### Objective
Show every line containing "JSON" by copying it.

### Information provided
++++++++
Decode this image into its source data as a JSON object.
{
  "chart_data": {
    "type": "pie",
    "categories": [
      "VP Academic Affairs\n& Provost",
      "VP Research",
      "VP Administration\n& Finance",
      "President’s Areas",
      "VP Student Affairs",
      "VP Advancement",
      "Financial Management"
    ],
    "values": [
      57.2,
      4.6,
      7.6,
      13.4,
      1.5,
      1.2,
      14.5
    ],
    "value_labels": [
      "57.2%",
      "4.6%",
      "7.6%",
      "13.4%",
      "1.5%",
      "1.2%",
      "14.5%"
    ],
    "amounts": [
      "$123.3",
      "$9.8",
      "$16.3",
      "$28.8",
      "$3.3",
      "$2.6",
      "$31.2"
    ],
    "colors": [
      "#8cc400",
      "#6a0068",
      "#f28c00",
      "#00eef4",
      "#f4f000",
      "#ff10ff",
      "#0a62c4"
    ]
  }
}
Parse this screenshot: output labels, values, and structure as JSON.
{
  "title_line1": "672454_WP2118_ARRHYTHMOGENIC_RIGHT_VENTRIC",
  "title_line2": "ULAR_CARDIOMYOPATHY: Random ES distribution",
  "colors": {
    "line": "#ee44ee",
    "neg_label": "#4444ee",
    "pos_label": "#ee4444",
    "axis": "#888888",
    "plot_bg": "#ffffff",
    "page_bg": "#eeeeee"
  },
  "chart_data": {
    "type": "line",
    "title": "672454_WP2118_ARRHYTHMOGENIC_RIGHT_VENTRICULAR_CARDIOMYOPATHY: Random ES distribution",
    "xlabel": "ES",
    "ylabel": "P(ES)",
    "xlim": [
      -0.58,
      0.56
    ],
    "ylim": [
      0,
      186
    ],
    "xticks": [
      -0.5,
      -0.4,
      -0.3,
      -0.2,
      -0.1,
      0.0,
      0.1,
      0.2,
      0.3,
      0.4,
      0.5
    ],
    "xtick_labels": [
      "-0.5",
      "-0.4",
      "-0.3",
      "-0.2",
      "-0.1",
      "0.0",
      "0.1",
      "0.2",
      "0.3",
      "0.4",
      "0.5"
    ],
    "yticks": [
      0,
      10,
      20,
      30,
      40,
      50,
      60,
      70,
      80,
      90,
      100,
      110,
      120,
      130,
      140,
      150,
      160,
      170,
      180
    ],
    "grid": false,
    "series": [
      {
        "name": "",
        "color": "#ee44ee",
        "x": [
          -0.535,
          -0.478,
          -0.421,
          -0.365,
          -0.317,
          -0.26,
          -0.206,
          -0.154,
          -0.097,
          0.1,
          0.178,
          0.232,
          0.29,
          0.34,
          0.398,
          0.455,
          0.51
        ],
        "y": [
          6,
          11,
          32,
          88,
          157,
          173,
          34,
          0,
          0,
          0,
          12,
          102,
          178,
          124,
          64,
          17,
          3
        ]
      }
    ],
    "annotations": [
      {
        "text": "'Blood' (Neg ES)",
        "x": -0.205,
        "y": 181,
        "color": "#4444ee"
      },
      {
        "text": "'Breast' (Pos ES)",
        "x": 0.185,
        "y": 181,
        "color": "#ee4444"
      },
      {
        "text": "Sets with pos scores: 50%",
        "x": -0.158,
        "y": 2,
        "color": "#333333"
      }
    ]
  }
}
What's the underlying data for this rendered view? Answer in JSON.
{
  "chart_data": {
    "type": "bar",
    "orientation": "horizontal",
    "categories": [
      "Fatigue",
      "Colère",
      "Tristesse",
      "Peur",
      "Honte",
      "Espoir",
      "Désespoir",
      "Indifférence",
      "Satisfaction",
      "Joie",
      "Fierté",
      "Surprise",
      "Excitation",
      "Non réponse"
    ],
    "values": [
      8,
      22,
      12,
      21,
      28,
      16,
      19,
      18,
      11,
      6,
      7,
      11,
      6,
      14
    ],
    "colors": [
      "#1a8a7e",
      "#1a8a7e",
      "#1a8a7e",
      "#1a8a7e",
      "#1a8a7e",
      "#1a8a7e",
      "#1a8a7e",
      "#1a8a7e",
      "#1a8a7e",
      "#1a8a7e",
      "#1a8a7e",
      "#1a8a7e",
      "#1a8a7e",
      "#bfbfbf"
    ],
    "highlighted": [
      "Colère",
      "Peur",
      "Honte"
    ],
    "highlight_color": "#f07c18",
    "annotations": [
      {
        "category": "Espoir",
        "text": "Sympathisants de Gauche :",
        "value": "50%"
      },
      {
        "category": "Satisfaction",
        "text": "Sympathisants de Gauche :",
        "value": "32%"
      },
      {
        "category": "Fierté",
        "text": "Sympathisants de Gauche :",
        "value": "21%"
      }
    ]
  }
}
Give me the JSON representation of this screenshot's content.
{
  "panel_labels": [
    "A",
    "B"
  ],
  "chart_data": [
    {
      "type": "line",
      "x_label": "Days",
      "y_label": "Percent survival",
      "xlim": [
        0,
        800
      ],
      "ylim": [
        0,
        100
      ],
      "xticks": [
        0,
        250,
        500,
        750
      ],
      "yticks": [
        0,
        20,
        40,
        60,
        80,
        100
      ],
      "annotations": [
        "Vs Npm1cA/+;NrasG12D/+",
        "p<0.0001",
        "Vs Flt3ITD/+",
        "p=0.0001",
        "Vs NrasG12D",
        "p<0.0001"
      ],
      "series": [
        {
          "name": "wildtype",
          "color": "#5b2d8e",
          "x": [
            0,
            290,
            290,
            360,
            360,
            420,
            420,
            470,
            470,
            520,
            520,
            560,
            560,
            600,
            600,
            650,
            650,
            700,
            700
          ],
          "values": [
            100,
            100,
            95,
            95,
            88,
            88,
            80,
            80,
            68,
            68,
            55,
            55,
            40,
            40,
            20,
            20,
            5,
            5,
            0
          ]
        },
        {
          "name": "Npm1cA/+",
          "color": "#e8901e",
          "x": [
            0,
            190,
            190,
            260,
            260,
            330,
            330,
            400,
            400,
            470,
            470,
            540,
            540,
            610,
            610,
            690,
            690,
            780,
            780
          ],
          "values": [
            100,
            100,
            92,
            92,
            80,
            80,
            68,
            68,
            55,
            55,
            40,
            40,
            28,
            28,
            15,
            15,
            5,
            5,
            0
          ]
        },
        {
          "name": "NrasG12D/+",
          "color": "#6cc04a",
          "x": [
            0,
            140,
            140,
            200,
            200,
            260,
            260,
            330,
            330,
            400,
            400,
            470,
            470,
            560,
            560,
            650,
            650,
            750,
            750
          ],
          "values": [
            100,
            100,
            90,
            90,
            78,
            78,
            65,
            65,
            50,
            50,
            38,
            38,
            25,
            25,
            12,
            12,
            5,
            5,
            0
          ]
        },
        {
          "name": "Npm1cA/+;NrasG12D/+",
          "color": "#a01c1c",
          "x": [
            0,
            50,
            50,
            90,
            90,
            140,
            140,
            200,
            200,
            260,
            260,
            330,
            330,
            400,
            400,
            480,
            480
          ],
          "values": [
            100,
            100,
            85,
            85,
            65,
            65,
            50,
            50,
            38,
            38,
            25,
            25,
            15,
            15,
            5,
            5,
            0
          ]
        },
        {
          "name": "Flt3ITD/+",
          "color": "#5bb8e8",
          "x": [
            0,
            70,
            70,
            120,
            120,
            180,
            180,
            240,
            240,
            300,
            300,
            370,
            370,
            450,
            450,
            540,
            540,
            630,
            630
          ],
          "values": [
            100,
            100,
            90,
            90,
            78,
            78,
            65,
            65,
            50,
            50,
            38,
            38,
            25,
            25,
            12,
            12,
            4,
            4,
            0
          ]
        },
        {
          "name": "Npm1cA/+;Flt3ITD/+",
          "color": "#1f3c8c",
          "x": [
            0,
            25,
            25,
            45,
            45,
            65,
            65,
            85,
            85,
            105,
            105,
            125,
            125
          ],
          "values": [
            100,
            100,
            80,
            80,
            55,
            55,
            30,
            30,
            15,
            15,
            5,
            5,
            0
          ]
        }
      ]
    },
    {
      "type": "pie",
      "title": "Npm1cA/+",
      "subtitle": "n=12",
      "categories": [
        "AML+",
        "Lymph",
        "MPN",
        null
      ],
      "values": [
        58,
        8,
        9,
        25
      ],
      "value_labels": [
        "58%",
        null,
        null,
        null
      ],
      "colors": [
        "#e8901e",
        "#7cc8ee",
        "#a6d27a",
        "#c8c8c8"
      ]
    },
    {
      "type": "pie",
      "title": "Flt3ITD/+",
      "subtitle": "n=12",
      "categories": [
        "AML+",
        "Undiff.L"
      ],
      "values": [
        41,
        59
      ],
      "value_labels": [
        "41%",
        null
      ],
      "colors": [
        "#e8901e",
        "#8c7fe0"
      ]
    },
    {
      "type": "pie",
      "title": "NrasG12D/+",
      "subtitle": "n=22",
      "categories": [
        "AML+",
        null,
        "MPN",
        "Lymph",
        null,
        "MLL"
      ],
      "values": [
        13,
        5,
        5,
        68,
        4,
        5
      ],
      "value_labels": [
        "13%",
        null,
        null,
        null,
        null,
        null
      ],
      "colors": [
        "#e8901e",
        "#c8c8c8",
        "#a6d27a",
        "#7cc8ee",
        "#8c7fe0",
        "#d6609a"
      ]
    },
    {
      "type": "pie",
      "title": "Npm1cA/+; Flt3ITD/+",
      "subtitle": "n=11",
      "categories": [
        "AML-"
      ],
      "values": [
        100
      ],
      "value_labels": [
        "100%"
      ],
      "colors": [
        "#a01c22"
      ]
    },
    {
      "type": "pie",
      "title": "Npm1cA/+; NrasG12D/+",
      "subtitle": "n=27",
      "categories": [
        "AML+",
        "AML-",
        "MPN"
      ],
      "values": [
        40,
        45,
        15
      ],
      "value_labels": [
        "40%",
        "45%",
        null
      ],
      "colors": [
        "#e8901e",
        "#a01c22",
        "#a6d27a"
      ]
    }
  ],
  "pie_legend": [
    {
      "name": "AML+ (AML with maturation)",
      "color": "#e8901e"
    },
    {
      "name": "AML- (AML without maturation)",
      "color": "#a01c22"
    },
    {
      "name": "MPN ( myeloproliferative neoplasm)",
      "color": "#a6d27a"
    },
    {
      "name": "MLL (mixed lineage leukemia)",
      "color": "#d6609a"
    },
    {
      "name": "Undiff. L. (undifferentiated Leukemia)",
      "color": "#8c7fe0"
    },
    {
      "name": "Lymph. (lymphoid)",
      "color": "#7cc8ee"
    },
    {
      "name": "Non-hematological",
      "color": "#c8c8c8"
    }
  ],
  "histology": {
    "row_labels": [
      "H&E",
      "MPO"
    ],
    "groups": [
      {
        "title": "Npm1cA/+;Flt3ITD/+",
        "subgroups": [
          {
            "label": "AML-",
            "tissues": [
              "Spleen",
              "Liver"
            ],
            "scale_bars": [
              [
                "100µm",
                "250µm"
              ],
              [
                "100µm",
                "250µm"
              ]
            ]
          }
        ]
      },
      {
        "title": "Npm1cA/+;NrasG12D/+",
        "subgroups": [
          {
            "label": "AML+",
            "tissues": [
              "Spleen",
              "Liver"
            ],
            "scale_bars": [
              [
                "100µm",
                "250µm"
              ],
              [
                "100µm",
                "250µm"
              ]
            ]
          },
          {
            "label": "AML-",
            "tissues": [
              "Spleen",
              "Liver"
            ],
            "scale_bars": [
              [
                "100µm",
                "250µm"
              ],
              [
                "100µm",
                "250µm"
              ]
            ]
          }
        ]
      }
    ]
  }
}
++++++++
### Exercise result
Decode this image into its source data as a JSON object.
Parse this screenshot: output labels, values, and structure as JSON.
What's the underlying data for this rendered view? Answer in JSON.
Give me the JSON representation of this screenshot's content.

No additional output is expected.